▸ **Exercise instructions**: Wherever the word "Auto" turns up in a line of the entries, copy that line.

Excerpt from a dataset
□ □ □ □ □ □ □

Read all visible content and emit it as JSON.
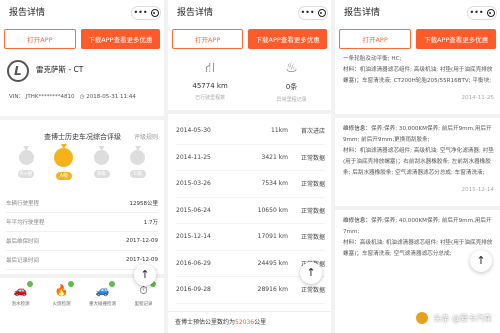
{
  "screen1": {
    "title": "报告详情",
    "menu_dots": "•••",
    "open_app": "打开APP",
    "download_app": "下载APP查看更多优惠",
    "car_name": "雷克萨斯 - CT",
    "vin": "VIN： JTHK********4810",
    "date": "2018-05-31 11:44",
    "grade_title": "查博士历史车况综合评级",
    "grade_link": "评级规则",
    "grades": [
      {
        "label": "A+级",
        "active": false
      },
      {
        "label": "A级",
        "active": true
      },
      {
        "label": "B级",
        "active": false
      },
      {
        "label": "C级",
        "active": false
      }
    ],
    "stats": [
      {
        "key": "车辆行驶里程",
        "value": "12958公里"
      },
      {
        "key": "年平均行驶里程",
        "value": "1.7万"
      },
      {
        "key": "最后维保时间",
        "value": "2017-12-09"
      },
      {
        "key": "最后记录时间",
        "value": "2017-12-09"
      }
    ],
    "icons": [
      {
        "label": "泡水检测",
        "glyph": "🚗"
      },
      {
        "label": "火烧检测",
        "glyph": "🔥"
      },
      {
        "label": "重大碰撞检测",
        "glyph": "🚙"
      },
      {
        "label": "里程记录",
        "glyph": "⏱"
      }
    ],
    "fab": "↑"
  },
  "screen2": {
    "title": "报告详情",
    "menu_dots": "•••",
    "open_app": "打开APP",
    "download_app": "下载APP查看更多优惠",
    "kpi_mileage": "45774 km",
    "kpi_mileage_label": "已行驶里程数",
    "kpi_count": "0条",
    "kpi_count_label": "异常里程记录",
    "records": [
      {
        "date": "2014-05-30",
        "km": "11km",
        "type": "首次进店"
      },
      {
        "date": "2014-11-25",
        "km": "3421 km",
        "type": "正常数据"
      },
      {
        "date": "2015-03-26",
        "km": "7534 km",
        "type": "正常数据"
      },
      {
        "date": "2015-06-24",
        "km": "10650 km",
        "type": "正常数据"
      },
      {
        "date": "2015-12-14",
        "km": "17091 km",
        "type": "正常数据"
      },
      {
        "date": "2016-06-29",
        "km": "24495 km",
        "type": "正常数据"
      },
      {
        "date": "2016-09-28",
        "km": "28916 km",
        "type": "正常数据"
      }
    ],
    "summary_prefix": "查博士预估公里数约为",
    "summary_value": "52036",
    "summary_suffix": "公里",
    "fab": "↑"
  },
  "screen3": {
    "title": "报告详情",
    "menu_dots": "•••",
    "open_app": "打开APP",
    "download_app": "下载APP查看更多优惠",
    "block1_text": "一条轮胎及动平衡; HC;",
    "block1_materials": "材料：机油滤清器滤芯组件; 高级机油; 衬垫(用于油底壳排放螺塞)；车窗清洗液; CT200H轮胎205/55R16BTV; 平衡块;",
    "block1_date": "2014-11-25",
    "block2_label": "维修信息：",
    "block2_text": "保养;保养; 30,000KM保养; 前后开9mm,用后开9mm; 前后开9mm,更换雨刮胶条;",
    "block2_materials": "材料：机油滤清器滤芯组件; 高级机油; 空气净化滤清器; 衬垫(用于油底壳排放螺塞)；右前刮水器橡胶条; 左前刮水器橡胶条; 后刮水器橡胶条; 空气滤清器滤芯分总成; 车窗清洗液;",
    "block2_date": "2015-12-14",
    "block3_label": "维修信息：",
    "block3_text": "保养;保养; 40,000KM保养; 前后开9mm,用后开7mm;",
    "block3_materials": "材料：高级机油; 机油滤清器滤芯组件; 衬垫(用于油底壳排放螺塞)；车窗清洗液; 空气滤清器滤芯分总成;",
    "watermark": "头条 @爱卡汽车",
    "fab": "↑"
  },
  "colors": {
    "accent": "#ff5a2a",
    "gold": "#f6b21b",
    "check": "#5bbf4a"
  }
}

□ □ □ □ □ □ □

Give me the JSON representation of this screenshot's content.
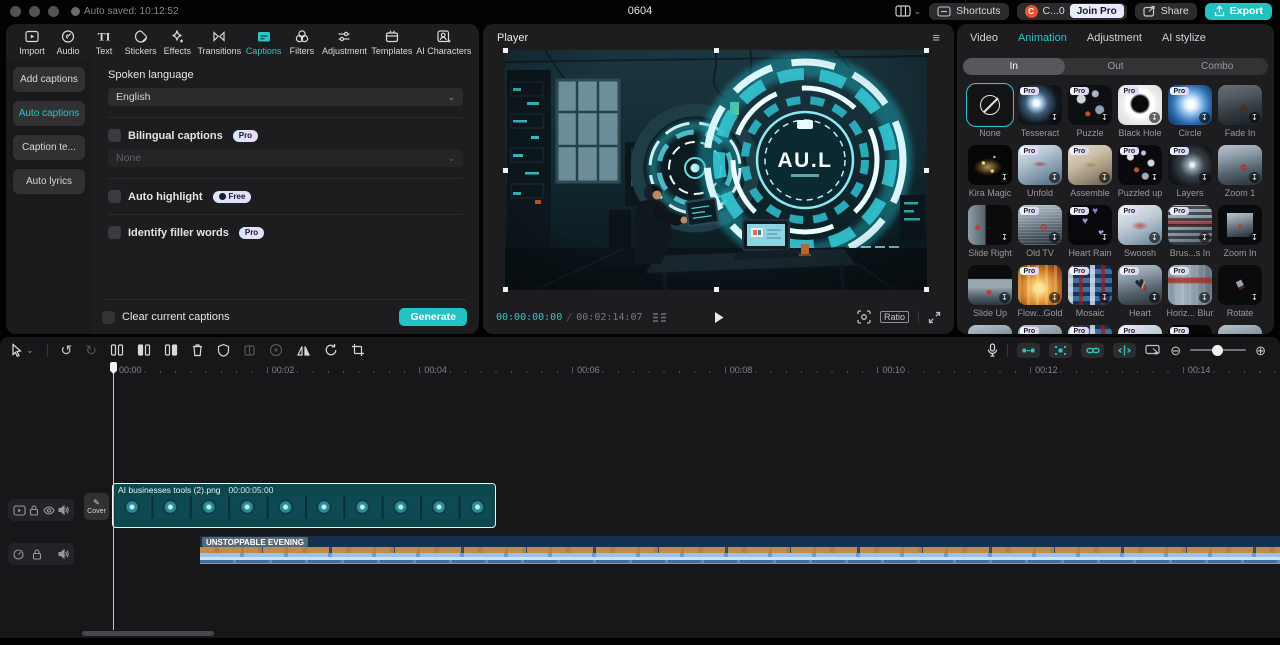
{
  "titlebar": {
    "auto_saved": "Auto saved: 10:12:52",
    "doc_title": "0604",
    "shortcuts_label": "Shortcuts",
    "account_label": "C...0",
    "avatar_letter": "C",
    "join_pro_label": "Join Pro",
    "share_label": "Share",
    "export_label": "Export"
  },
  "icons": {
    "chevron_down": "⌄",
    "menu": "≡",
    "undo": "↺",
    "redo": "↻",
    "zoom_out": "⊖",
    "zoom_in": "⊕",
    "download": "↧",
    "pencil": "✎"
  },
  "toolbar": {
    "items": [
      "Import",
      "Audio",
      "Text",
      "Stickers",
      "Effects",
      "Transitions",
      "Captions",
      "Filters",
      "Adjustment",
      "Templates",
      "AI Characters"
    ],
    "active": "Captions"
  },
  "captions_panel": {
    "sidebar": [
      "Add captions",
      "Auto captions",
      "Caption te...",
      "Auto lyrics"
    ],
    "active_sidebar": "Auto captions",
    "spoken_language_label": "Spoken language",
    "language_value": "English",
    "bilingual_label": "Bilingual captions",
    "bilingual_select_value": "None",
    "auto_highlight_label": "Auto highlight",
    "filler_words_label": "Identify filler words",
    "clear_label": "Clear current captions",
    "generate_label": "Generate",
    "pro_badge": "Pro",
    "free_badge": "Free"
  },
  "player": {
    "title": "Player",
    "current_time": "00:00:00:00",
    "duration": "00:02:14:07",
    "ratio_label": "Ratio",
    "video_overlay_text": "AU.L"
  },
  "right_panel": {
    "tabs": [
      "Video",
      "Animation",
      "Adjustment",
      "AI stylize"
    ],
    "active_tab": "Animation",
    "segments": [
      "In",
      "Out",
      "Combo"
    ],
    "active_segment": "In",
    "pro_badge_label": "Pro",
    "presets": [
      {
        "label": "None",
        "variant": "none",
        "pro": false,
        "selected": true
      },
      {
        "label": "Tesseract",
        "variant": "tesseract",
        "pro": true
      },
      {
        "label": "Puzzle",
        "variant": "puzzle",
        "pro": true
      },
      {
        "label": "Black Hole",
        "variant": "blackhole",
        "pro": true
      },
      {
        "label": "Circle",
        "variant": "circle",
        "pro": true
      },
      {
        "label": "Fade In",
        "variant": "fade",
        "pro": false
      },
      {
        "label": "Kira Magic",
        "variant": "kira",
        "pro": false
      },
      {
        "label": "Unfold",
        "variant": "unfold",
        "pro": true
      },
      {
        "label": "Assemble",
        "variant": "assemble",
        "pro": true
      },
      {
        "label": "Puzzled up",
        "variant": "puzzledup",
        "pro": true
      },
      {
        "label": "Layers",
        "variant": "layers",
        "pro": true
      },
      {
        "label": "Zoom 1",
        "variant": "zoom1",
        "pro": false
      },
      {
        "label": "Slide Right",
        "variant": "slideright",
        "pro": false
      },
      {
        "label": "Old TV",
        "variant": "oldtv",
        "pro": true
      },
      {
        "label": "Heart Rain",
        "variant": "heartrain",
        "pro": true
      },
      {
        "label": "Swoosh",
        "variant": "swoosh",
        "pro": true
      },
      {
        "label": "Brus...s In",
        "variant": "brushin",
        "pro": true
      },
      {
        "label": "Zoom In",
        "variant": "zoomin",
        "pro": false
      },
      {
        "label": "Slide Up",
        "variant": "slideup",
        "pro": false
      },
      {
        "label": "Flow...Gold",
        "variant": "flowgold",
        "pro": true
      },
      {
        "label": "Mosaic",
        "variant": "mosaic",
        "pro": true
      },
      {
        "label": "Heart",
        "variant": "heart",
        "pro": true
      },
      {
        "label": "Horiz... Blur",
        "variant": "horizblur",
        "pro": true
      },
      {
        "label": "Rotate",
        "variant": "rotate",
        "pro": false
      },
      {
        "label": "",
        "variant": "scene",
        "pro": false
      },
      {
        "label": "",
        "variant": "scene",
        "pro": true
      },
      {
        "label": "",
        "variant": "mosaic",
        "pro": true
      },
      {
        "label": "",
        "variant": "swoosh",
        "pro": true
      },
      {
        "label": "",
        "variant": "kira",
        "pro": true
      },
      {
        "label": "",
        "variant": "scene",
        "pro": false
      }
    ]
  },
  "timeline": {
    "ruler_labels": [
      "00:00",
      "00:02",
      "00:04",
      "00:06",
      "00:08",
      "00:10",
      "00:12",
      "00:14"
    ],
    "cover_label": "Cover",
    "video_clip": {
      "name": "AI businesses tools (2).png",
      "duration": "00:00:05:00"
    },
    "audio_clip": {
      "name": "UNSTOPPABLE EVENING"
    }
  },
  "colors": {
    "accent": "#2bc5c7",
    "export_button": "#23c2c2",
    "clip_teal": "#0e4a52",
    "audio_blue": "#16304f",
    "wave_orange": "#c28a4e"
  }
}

□ □ □ □ □ □ □

▸ **Task response**:
    "auto_saved": "Auto saved: 10:12:52",
      "Auto captions",
      "Auto lyrics"
    "active_sidebar": "Auto captions",
    "auto_highlight_label": "Auto highlight",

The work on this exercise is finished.